=== Teks Sumber ===
--------------------------------
Mengikuti prinsip umum berinvestasi untuk tidak menaruh telur dalam satu keranjang (don’t put your eggs in one basket), banyak orang-orang kaya menyimpan uang, membeli saham, atau properti di negara lain dengan pemikiran bahwa jika terjadi sesuatu yang buruk dengan investasinya di negara sendiri, maka masih ada uang atau investasi yang tersisa di luar negeri.
Bagi suatu perusahaan, penempatan dana, investasi dan pendirian perusahaan di luar negeri adalah biasa dalam rangka diversifikasi portofolio investasi dan ekspansi bisnis.
Sepanjang orang-orang dan perusahaan-perusahaan Indonesia yang menaruh uangnya di luar negeri tersebut adalah Subjek Pajak Dalam Negeri dan telah melaporkan secara benar seluruh harta dan penghasilan yang diperoleh dari luar negeri tersebut di Indonesia--dalam Surat Pemberitahuan Tahunan Pajak Penghasilan (SPT PPh) Orang Pribadi dan Badan--maka tidak ada masalah terkait pajak.
Untuk Wajib Pajak Dalam Negeri di Indonesia, konsep pemajakannya menganutbroad based taxation yang objek pemajakannya adalah worldwide income. Artinya, semua penghasilan yang diperoleh dari dalam maupun luar negeri wajib dilaporkan untuk dihitung PPh-nya di Indonesia.
Atas pajak penghasilan yang dibayarkan di negara lain terkait langsung dengan penghasilan luar negeri yang dilaporkan di Indonesia dapat diperhitungkan dengan pajak terutang di Indonesia sebagai pengurang (kredit pajak) berdasarkan ketentuan perpajakan yang berlaku.
Selain yang berstatus Subjek Pajak Dalam Negeri, terdapat kelompok orang Indonesia yang termasuk kategori Subjek Pajak Luar Negeri, yaitu orang yang bertempat tinggal di luar negeri atau orang yang berada tidak lebih dari 183 hari di Indonesia dalam jangka waktu 12 (dua belas bulan).
--------------------------------
=== Perintah ===
Lanjutkan teks tentang pajak atas uang dan penghasilan orang Indonesia di luar negeri, mulai sesudah kalimat terakhirnya. Baris-baris data sesudah ini sama sekali tidak dipakai di sini.

=== Cuplikan Data ===
--------------------------------
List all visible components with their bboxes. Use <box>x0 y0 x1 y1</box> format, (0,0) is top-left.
--------------------------------
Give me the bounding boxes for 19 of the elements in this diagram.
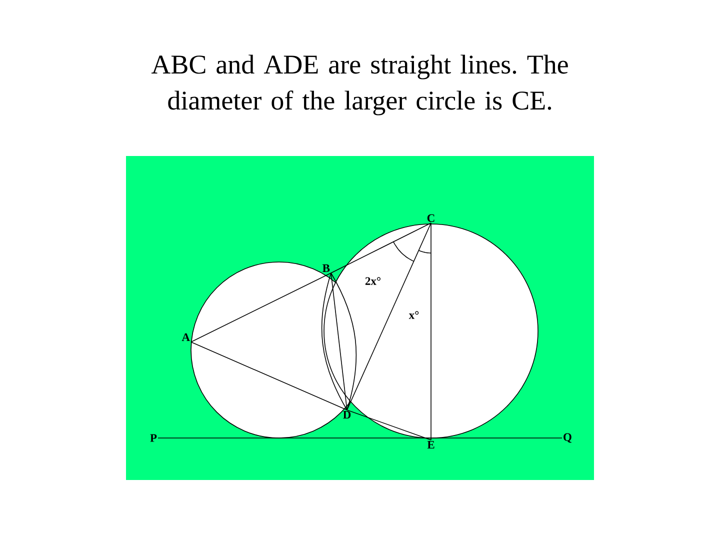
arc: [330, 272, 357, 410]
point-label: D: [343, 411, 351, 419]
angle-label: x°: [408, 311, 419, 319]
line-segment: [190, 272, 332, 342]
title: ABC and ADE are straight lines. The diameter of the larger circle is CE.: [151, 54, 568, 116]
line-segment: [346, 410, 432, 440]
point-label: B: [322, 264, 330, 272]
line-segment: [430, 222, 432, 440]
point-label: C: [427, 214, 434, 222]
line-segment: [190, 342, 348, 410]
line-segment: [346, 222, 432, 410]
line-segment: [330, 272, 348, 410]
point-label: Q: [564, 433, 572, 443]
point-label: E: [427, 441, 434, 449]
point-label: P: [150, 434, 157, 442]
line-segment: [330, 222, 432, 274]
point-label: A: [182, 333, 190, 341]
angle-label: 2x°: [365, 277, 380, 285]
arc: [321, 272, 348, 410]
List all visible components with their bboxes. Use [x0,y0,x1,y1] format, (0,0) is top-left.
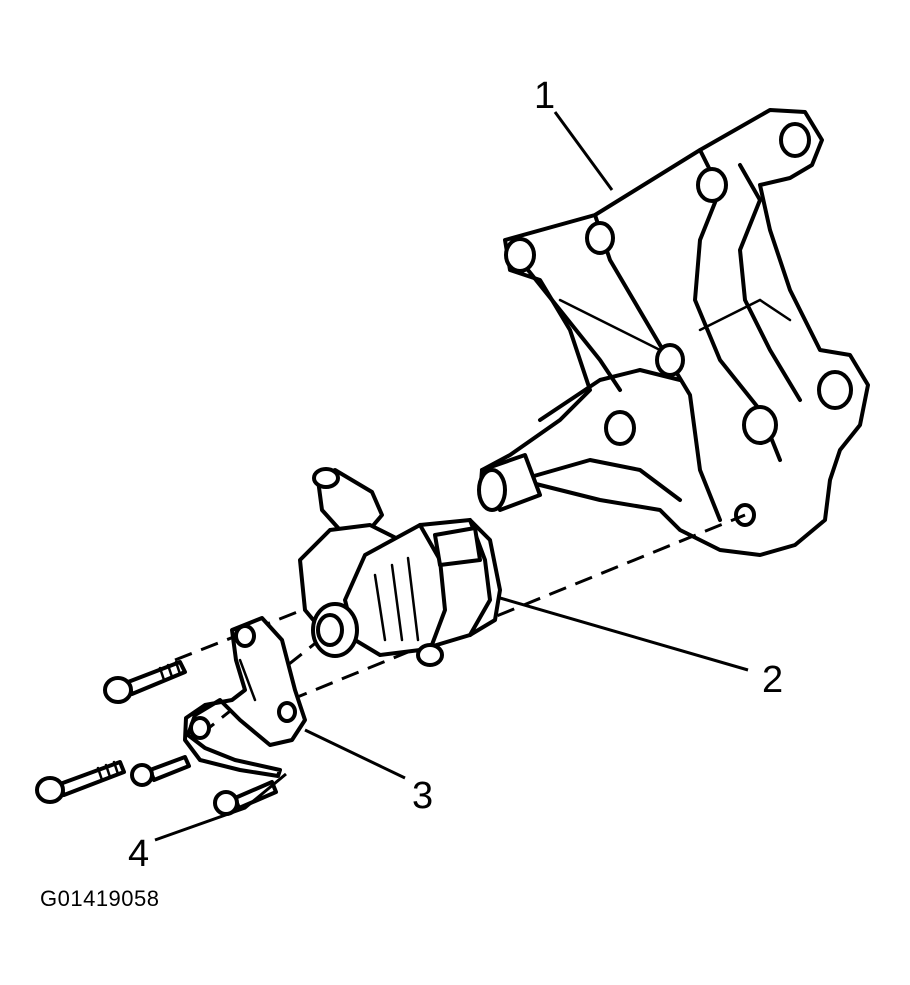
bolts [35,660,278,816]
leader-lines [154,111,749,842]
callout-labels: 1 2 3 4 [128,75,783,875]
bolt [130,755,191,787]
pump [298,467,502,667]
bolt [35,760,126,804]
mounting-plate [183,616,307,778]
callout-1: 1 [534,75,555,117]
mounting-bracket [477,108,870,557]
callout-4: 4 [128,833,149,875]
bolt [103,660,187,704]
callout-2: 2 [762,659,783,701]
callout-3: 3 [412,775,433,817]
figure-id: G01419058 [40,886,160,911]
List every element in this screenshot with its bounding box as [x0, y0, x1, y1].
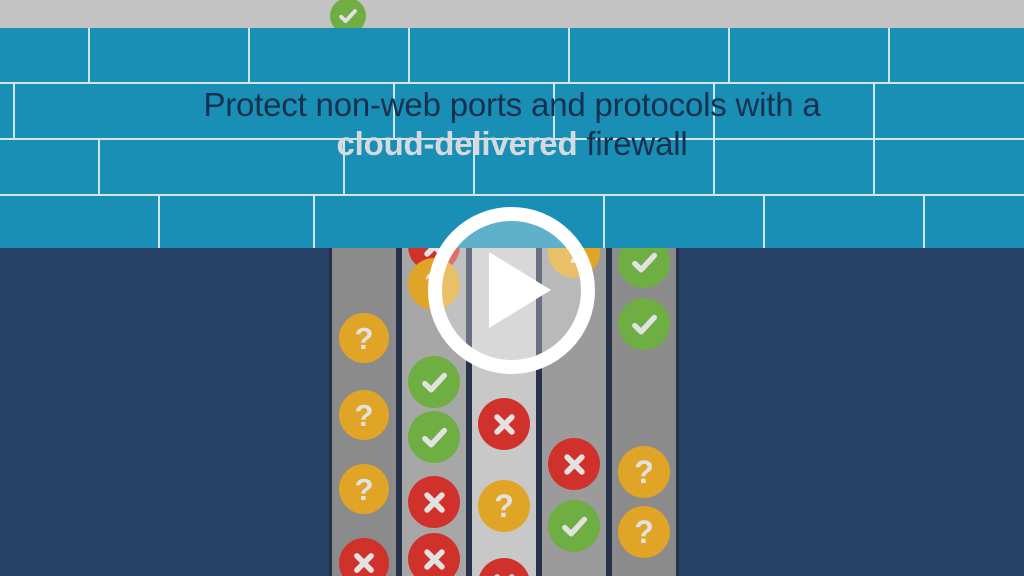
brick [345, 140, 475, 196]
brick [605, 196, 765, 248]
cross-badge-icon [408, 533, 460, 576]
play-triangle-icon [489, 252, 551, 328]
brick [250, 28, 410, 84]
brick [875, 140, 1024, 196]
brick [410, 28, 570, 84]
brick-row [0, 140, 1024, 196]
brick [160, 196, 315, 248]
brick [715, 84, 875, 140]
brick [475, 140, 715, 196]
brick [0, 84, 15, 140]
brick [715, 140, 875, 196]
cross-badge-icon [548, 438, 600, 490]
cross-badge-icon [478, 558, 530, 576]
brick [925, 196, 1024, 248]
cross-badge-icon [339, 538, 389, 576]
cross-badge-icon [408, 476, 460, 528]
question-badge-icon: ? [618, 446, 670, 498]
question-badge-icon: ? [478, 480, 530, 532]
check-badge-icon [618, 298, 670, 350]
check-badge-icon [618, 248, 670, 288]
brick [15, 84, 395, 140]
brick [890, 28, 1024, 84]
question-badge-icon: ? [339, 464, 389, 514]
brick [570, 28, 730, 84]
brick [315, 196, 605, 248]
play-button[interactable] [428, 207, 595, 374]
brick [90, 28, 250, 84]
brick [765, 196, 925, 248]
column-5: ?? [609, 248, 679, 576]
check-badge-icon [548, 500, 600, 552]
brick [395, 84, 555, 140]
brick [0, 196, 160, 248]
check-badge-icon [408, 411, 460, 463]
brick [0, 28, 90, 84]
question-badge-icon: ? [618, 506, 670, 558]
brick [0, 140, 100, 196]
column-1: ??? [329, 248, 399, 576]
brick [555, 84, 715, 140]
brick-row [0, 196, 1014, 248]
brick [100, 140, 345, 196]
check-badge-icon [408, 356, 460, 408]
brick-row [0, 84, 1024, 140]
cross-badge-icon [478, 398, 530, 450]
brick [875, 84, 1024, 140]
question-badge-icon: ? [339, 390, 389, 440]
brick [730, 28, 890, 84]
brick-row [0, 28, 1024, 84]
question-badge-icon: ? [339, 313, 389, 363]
--------------------------------
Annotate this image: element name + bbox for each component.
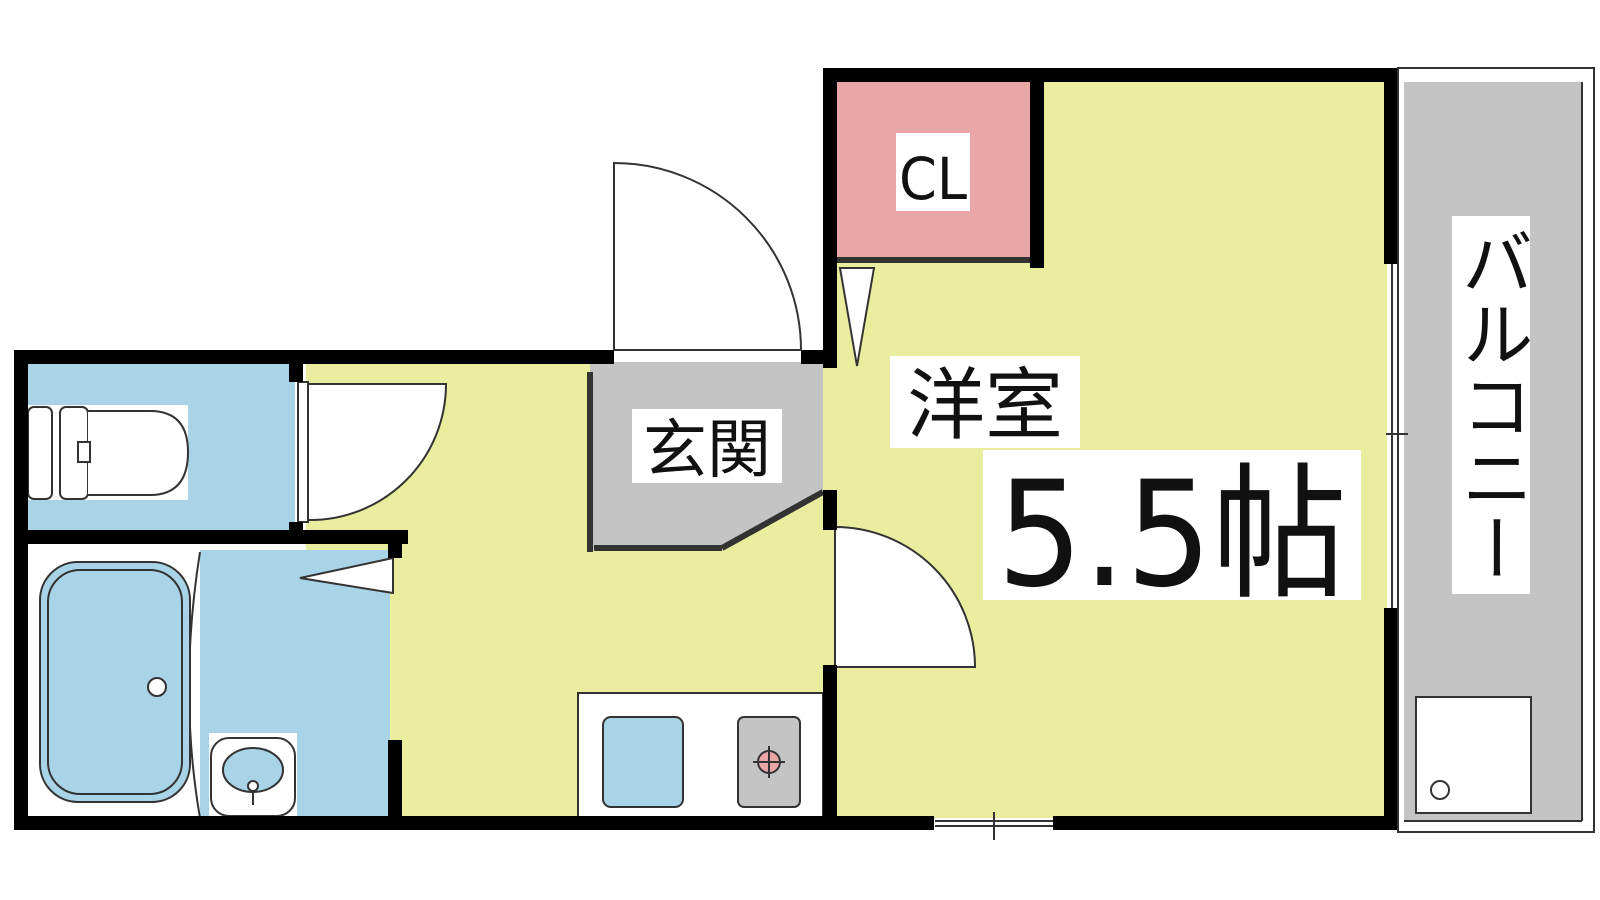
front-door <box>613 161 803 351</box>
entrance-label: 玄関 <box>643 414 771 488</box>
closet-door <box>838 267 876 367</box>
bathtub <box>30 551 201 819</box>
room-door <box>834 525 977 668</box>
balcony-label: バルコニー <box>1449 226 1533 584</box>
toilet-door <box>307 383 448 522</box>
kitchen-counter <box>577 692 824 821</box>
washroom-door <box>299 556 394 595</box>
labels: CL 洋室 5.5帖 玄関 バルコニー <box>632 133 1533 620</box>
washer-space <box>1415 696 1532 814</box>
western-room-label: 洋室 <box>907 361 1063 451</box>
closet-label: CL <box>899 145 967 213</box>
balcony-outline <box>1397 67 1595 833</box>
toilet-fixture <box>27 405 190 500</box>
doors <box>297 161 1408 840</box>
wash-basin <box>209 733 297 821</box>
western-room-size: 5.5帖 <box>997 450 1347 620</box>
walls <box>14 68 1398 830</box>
--------------------------------
=== Jawaban ===
Misalnya, seorang WNI yang bekerja di Australia dan menjadi permanent resident di sana dan hanya sesekali pulang ke Indonesia selama 2-3 minggu untuk berlibur setiap tahunnya adalah termasuk Subjek Pajak Luar Negeri yang tidak diwajibkan memiliki NPWP di Indonesia dan hanya dipajaki di Indonesia terbatas pada penghasilan yang diperoleh Indonesia saja.
Dengan kata lain sepanjang WNI berstatus Subjek Pajak Luar Negeri tersebut tidak memperoleh penghasilan dari Indonesia, mereka tidak akan dikenakan pajak di Indonesia.
Yang jadi masalah adalah apabila uang atau investasi di luar negeri oleh Subjek Pajak Dalam Negeri berasal dari penghasilan yang belum dilaporkan atau belum dikenai pajak di Indonesia.
Selain itu, hasil dari investasi di luar negeri tersebut juga tidak dilaporkan dalam SPT Tahunan PPh-nya. Kalau ini jelas merupakan perbuatan melanggar hukum berupa penggelapan pajak (tax evasion).
Indikasi penggelapan pajak lebih tampak jika penempatan dana tersebut di negara-negara surga pajak (tax haven). Sebab, jika orang-orang kaya Indonesia murni ingin mendapatkan keuntungan dari investasi, tidak perlu jauh-jauh ke negara tax haven karena Indonesia merupakan salah satu negara tujuan orang dan perusahaan asing berinvestasi.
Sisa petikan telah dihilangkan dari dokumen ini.